**Objective:** Scan the listing below and copy every line holding "this".

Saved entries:
════════════════════

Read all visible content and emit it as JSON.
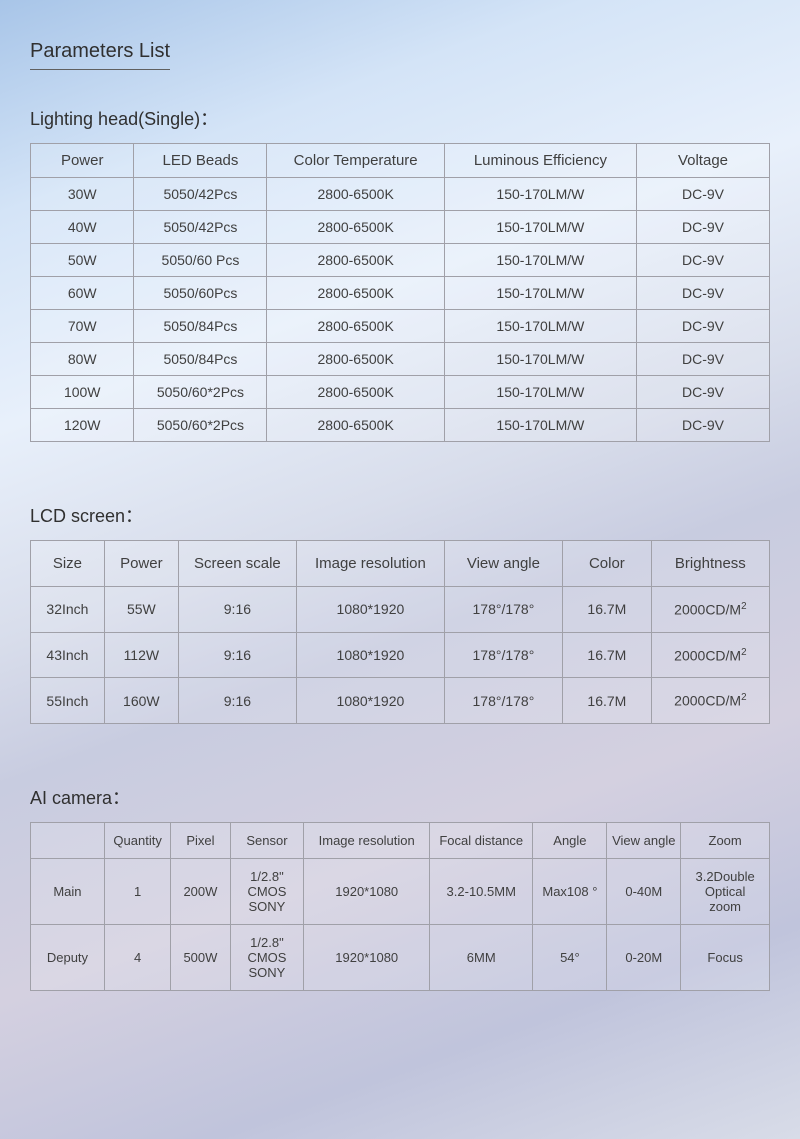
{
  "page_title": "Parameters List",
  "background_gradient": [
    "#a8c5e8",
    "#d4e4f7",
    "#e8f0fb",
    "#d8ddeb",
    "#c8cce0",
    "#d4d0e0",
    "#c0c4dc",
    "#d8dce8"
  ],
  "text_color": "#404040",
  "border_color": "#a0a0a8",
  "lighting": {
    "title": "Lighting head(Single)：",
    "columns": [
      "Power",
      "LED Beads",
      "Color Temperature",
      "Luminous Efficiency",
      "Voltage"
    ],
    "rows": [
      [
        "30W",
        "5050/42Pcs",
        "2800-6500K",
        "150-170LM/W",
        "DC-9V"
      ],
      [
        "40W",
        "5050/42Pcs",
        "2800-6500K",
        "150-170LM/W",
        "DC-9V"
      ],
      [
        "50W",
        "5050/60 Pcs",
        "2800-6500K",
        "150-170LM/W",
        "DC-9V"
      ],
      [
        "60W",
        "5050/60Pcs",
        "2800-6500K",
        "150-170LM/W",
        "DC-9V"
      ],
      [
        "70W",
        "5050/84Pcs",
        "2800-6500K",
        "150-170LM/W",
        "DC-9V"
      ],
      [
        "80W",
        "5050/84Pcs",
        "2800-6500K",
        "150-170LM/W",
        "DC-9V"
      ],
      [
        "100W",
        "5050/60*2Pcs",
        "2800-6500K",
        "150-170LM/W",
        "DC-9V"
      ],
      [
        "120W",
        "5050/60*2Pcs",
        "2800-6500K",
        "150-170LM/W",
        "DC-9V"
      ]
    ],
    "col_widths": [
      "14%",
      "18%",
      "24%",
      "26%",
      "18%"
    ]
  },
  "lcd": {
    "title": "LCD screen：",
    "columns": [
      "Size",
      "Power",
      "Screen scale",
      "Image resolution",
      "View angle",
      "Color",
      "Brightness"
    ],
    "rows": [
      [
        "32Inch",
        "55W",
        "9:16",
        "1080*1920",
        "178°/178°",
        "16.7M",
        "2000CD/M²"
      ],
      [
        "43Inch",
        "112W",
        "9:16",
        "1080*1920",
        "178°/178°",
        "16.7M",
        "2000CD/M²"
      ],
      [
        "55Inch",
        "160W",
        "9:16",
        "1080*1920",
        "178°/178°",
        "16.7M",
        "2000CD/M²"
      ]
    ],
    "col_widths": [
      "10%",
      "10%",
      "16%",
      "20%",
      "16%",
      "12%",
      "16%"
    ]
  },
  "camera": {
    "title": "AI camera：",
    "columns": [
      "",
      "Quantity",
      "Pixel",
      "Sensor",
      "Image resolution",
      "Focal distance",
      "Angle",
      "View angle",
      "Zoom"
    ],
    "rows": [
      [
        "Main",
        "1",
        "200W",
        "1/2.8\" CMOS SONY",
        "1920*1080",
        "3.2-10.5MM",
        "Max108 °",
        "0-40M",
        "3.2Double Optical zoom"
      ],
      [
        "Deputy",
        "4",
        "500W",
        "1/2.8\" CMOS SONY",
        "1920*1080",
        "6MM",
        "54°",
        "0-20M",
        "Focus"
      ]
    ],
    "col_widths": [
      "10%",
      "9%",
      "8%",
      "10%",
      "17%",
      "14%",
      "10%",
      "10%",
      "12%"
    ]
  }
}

════════════════════

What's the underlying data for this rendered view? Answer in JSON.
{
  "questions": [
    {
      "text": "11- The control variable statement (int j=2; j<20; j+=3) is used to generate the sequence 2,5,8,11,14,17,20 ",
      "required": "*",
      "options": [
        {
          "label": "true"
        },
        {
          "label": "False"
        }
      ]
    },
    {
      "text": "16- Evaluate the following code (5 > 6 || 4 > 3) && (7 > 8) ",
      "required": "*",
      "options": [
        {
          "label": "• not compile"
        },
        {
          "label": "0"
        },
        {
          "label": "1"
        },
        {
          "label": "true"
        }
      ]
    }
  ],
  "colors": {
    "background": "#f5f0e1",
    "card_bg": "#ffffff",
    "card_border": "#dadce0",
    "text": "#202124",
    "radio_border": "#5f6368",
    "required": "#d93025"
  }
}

════════════════════

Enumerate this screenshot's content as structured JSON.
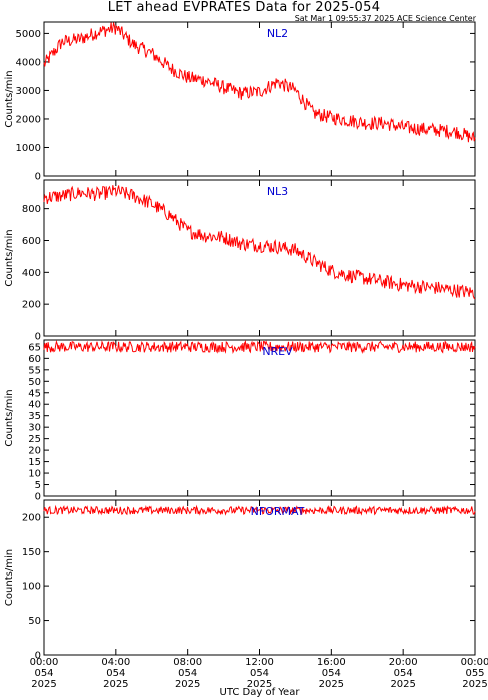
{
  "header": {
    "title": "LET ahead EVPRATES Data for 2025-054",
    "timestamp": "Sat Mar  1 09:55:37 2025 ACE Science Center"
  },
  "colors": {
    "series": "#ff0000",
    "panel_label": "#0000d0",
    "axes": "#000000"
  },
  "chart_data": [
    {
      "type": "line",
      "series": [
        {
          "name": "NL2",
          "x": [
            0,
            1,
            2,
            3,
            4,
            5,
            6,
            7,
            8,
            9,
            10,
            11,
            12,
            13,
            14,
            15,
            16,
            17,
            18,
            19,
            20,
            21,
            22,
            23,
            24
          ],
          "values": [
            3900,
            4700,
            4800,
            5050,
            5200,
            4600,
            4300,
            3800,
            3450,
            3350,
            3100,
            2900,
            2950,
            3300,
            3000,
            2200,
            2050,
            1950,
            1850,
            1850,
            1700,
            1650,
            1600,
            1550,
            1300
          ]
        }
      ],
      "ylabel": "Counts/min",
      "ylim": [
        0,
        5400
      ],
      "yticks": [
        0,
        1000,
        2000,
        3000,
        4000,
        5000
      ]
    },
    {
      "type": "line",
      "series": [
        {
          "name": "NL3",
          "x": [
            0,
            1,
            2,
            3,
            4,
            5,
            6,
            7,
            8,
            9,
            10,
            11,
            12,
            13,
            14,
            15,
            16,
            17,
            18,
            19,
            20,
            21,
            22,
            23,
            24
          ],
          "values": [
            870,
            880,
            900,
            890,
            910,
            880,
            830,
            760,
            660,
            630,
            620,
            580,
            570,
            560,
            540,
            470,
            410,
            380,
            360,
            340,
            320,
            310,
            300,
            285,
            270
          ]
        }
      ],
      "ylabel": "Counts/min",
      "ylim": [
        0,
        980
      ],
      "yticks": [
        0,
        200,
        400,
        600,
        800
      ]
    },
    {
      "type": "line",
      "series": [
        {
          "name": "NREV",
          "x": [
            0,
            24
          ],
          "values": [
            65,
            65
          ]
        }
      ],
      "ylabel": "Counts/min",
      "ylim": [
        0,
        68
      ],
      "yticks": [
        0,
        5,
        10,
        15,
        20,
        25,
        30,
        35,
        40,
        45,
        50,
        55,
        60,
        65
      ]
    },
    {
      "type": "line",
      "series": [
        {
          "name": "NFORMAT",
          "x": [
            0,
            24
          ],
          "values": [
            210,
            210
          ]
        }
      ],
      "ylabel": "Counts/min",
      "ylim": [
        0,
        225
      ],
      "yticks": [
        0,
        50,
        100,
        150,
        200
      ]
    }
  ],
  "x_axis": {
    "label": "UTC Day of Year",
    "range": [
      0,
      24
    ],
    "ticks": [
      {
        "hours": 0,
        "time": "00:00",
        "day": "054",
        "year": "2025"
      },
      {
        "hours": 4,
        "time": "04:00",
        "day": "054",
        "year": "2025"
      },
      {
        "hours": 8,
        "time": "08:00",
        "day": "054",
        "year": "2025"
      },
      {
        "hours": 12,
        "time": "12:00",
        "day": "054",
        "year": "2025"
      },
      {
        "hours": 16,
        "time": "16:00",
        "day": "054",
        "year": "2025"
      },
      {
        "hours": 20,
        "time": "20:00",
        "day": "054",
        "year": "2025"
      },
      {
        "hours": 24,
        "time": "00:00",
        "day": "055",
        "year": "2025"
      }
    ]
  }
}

════════════════════

**Correct result:**
What's the underlying data for this rendered view? Answer in JSON.
Enumerate this screenshot's content as structured JSON.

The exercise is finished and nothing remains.